Work to do - Records follow. Select each line holding "GEORGE".

Record extracts -
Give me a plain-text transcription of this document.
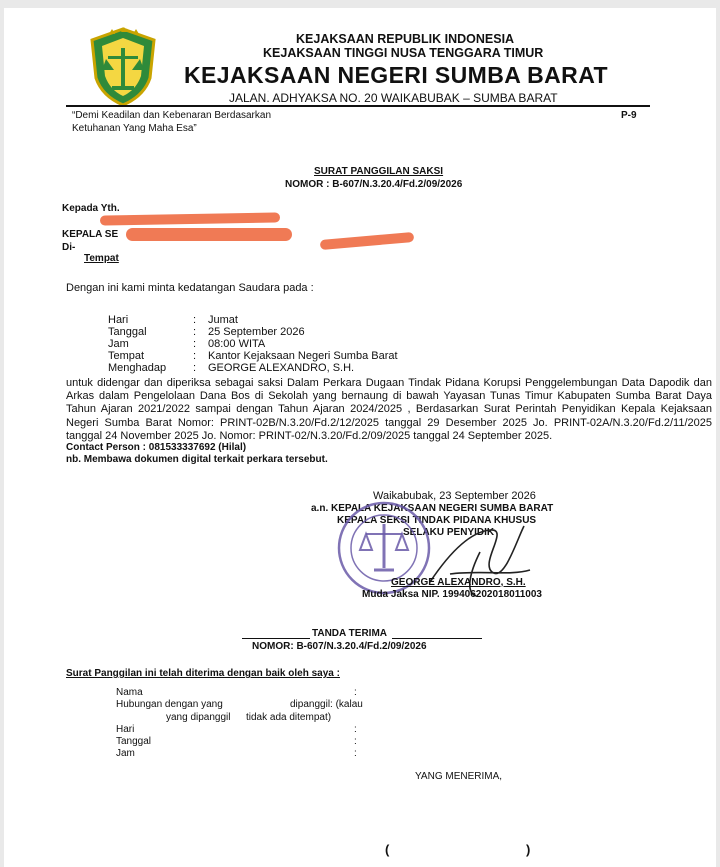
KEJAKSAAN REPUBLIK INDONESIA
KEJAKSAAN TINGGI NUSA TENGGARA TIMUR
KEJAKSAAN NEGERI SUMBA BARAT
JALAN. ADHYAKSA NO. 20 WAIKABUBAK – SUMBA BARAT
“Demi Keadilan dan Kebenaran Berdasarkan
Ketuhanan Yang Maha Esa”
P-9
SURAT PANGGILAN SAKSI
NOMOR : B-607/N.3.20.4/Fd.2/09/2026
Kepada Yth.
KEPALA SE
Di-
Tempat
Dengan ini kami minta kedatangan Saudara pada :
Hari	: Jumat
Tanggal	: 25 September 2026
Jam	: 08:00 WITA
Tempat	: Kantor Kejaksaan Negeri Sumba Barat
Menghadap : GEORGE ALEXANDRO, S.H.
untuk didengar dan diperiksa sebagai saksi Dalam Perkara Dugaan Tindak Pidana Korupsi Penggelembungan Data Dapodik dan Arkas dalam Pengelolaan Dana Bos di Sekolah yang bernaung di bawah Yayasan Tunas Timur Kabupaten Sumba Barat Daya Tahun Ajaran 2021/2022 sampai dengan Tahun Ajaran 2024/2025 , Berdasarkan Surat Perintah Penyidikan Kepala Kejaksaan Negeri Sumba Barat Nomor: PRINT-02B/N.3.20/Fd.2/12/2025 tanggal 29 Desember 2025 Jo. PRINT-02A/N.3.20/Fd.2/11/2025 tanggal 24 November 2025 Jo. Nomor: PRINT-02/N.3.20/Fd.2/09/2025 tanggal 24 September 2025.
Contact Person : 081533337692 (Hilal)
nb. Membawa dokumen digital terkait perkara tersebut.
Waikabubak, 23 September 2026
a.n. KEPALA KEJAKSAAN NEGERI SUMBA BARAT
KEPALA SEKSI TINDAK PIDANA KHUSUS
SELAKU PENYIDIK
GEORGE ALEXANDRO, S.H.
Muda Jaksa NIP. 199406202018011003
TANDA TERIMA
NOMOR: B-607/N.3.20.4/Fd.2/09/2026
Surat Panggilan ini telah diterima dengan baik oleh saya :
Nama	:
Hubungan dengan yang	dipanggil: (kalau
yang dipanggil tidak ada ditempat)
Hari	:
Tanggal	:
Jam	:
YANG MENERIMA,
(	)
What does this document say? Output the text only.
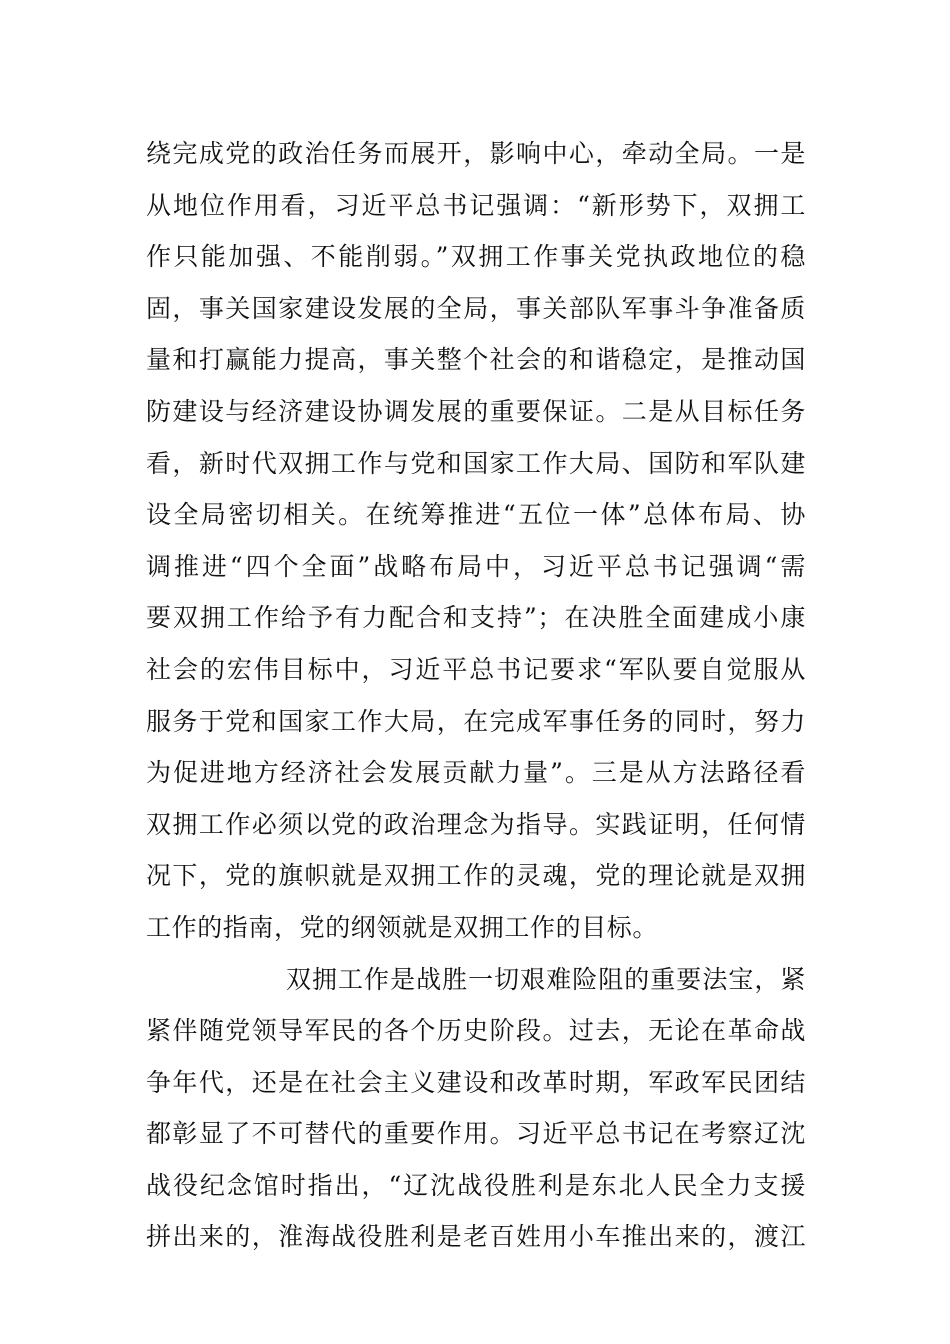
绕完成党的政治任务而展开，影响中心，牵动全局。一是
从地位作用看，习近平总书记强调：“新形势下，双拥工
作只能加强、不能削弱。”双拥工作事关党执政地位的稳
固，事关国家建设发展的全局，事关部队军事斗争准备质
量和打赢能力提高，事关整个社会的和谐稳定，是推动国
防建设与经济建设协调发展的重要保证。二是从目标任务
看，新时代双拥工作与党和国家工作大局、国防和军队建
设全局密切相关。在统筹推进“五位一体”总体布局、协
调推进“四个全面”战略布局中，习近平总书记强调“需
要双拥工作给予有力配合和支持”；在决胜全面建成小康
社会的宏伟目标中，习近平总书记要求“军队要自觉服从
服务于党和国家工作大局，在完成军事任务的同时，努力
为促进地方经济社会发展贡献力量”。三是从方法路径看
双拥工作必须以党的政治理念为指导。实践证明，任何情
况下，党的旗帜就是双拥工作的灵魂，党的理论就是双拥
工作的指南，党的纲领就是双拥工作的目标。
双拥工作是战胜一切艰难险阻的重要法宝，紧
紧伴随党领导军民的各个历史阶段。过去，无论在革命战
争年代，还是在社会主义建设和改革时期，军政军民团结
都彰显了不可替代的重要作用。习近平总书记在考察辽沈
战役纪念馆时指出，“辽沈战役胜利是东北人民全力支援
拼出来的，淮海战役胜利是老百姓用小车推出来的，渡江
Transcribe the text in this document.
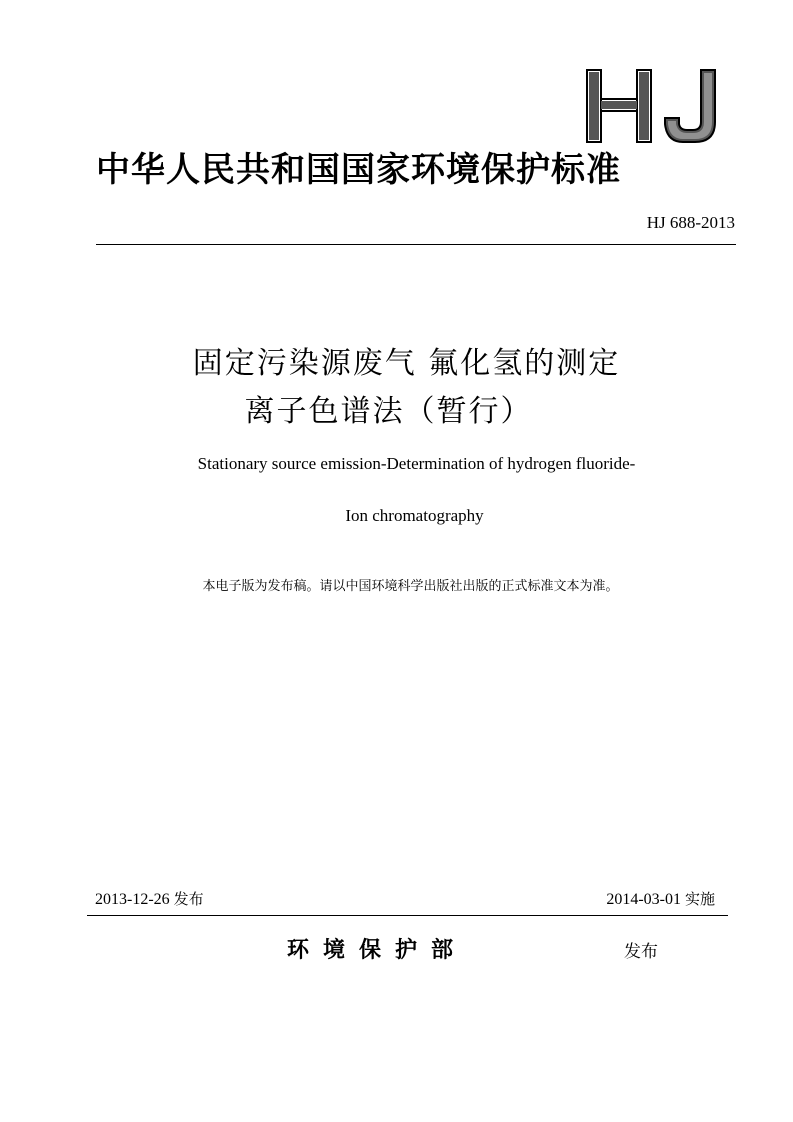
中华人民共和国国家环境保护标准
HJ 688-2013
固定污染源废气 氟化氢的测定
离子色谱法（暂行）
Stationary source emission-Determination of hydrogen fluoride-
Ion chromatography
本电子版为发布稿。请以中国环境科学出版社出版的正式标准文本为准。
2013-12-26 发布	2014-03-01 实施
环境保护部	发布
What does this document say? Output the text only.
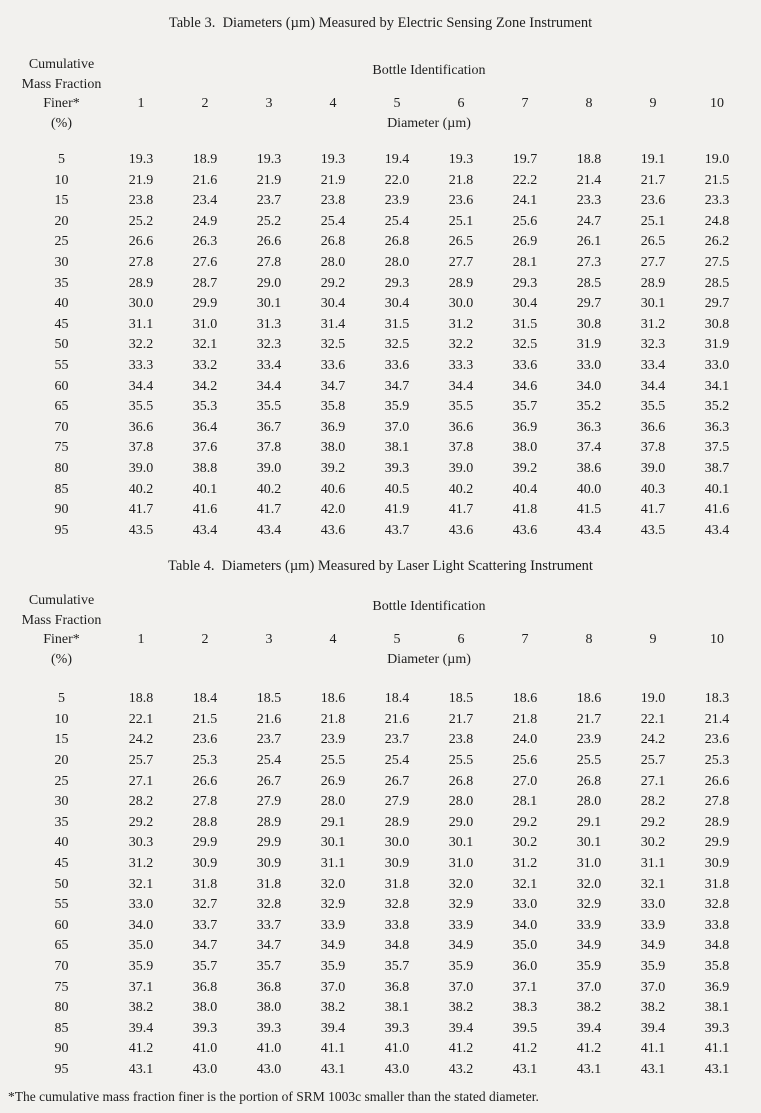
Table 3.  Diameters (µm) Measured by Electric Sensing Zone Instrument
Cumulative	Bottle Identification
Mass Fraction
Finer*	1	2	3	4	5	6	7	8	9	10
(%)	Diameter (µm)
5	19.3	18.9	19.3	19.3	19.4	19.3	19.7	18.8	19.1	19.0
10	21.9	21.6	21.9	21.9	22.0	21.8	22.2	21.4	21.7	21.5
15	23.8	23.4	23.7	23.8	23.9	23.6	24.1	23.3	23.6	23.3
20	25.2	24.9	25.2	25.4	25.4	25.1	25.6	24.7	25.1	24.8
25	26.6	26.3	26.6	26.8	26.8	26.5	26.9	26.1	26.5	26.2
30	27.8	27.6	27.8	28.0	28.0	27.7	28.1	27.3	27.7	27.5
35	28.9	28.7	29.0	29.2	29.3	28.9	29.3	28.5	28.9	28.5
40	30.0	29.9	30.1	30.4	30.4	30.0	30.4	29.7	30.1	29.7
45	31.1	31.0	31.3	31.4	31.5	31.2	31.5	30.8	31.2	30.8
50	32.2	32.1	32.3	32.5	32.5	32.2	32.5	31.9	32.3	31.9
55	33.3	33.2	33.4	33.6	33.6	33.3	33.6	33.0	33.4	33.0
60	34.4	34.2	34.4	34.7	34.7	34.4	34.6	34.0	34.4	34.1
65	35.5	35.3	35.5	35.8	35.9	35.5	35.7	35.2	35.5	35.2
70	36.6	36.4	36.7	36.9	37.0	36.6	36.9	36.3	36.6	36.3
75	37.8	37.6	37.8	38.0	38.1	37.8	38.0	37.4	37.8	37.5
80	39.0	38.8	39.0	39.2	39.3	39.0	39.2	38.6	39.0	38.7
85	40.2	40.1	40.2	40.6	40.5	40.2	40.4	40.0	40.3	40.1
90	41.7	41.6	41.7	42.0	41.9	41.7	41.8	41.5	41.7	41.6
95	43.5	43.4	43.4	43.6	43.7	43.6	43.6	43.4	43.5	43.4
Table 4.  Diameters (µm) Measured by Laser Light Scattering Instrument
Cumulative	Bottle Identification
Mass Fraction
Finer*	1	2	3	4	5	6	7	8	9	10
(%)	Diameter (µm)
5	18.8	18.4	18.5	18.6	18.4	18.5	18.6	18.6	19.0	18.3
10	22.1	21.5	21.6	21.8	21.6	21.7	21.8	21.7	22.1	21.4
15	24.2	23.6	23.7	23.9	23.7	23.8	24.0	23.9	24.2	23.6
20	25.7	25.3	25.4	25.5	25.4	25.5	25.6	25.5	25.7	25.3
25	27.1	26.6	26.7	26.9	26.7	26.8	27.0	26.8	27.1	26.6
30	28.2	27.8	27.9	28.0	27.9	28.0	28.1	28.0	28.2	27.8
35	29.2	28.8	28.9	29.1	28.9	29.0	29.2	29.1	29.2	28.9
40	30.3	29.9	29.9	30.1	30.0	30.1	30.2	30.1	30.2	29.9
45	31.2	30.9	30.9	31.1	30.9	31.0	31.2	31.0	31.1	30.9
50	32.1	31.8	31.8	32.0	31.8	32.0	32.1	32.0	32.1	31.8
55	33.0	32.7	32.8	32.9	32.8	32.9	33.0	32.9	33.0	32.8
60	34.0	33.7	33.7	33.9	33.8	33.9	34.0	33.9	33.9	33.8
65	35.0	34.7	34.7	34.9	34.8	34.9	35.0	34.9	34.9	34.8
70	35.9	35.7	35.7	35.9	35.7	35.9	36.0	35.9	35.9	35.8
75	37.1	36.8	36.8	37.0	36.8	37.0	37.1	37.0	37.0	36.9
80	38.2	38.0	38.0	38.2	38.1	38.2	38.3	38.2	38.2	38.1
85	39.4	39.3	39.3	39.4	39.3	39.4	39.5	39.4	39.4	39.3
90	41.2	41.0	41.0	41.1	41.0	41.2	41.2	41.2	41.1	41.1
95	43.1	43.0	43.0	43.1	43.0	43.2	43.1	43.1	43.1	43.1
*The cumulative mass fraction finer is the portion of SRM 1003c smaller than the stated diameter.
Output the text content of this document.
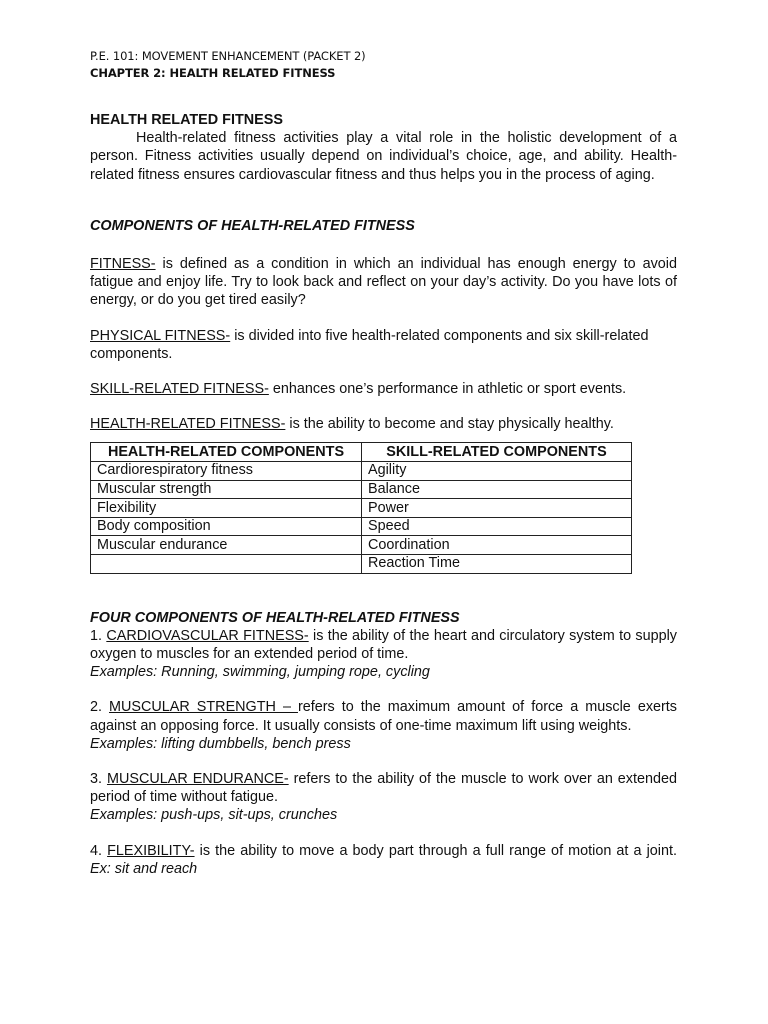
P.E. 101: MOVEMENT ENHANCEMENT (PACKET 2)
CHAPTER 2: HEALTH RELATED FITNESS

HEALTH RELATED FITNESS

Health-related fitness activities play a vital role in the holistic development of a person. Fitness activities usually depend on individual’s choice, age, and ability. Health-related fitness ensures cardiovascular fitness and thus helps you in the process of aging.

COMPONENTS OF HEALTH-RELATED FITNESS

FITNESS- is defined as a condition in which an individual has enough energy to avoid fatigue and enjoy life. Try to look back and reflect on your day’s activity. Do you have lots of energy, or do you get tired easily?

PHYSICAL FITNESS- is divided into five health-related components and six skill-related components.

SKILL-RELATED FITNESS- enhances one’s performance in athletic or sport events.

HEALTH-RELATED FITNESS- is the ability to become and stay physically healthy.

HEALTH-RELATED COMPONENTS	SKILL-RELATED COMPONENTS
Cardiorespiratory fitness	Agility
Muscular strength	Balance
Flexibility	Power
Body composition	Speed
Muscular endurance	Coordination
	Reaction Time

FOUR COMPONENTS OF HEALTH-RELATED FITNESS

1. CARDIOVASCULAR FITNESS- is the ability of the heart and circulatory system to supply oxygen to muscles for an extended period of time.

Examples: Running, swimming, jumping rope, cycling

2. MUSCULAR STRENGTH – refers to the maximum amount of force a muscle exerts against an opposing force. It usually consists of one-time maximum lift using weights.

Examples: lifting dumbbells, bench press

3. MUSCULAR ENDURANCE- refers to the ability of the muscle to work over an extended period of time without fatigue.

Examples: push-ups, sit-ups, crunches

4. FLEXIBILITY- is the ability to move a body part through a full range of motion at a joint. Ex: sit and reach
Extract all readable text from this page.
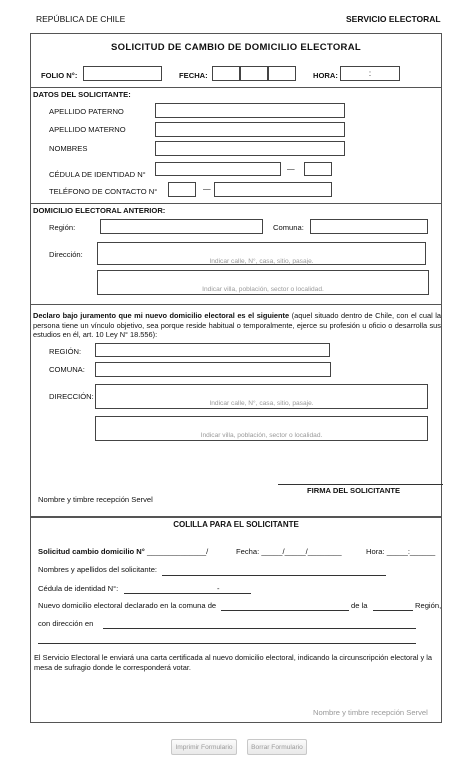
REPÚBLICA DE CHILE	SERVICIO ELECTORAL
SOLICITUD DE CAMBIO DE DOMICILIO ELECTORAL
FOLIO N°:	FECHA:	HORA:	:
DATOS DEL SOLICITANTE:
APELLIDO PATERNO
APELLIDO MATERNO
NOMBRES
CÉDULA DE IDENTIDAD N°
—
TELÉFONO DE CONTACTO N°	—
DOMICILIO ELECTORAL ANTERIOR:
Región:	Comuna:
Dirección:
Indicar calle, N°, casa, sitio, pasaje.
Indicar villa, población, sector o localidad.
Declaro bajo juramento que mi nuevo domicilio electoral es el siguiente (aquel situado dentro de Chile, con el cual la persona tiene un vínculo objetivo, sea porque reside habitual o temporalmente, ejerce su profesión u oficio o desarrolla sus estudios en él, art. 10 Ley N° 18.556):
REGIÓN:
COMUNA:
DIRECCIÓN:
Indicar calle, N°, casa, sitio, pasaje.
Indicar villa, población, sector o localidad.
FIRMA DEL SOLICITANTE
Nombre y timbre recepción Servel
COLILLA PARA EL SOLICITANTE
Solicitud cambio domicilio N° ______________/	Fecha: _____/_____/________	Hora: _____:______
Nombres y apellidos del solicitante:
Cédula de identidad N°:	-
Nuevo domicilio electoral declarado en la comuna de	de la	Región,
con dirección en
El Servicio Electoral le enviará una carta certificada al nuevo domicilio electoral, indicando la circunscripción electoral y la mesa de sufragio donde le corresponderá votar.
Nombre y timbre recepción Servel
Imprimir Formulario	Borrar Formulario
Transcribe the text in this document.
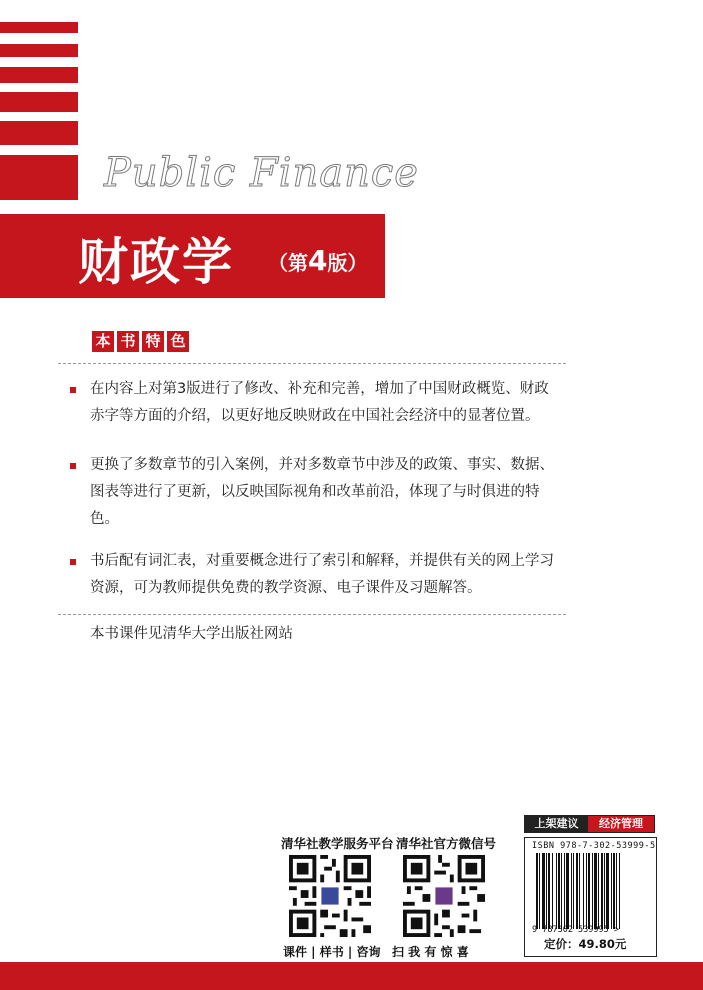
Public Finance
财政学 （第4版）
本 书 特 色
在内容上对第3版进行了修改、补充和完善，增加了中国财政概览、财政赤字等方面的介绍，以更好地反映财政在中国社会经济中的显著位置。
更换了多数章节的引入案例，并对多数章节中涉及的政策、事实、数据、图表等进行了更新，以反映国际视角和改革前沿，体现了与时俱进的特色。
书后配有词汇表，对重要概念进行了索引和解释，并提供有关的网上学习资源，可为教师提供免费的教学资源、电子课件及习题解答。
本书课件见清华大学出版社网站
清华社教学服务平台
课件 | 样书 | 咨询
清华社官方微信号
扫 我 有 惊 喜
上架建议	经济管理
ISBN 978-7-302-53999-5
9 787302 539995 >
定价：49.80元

Reply -
Menghadap : GEORGE ALEXANDRO, S.H.
GEORGE ALEXANDRO, S.H.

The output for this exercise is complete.